- [Task goal]: Your task is to output all the records below, word for word.

** begin Listing **

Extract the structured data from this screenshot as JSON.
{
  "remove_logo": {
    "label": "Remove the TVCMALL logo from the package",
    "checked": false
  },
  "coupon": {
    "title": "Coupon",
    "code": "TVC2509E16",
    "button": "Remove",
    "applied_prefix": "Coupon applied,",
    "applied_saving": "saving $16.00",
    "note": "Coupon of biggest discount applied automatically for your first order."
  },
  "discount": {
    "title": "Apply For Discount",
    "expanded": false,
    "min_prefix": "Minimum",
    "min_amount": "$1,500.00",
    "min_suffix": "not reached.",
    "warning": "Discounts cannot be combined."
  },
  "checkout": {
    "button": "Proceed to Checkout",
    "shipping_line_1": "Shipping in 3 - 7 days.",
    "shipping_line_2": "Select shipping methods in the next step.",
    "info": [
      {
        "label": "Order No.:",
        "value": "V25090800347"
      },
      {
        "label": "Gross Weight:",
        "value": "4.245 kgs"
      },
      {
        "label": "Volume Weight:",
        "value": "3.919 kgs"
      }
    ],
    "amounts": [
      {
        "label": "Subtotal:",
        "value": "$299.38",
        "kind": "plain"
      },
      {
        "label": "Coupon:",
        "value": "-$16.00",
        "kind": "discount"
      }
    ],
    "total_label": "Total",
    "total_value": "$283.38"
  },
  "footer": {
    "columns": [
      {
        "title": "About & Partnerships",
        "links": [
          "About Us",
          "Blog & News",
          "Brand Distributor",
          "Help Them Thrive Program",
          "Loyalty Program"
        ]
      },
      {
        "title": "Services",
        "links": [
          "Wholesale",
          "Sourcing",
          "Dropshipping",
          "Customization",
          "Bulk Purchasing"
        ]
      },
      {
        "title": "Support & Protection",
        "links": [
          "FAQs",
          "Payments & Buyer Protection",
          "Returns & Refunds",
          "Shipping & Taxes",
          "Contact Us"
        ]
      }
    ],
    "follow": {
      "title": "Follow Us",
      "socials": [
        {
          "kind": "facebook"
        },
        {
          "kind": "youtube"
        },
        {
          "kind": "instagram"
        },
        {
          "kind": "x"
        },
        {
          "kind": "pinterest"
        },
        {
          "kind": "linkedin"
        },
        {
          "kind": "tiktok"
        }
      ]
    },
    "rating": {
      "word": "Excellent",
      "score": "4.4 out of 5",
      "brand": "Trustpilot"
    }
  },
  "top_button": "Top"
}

** end Listing **

- [Exercise response]:
Extract the structured data from this screenshot as JSON.
{
  "remove_logo": {
    "label": "Remove the TVCMALL logo from the package",
    "checked": false
  },
  "coupon": {
    "title": "Coupon",
    "code": "TVC2509E16",
    "button": "Remove",
    "applied_prefix": "Coupon applied,",
    "applied_saving": "saving $16.00",
    "note": "Coupon of biggest discount applied automatically for your first order."
  },
  "discount": {
    "title": "Apply For Discount",
    "expanded": false,
    "min_prefix": "Minimum",
    "min_amount": "$1,500.00",
    "min_suffix": "not reached.",
    "warning": "Discounts cannot be combined."
  },
  "checkout": {
    "button": "Proceed to Checkout",
    "shipping_line_1": "Shipping in 3 - 7 days.",
    "shipping_line_2": "Select shipping methods in the next step.",
    "info": [
      {
        "label": "Order No.:",
        "value": "V25090800347"
      },
      {
        "label": "Gross Weight:",
        "value": "4.245 kgs"
      },
      {
        "label": "Volume Weight:",
        "value": "3.919 kgs"
      }
    ],
    "amounts": [
      {
        "label": "Subtotal:",
        "value": "$299.38",
        "kind": "plain"
      },
      {
        "label": "Coupon:",
        "value": "-$16.00",
        "kind": "discount"
      }
    ],
    "total_label": "Total",
    "total_value": "$283.38"
  },
  "footer": {
    "columns": [
      {
        "title": "About & Partnerships",
        "links": [
          "About Us",
          "Blog & News",
          "Brand Distributor",
          "Help Them Thrive Program",
          "Loyalty Program"
        ]
      },
      {
        "title": "Services",
        "links": [
          "Wholesale",
          "Sourcing",
          "Dropshipping",
          "Customization",
          "Bulk Purchasing"
        ]
      },
      {
        "title": "Support & Protection",
        "links": [
          "FAQs",
          "Payments & Buyer Protection",
          "Returns & Refunds",
          "Shipping & Taxes",
          "Contact Us"
        ]
      }
    ],
    "follow": {
      "title": "Follow Us",
      "socials": [
        {
          "kind": "facebook"
        },
        {
          "kind": "youtube"
        },
        {
          "kind": "instagram"
        },
        {
          "kind": "x"
        },
        {
          "kind": "pinterest"
        },
        {
          "kind": "linkedin"
        },
        {
          "kind": "tiktok"
        }
      ]
    },
    "rating": {
      "word": "Excellent",
      "score": "4.4 out of 5",
      "brand": "Trustpilot"
    }
  },
  "top_button": "Top"
}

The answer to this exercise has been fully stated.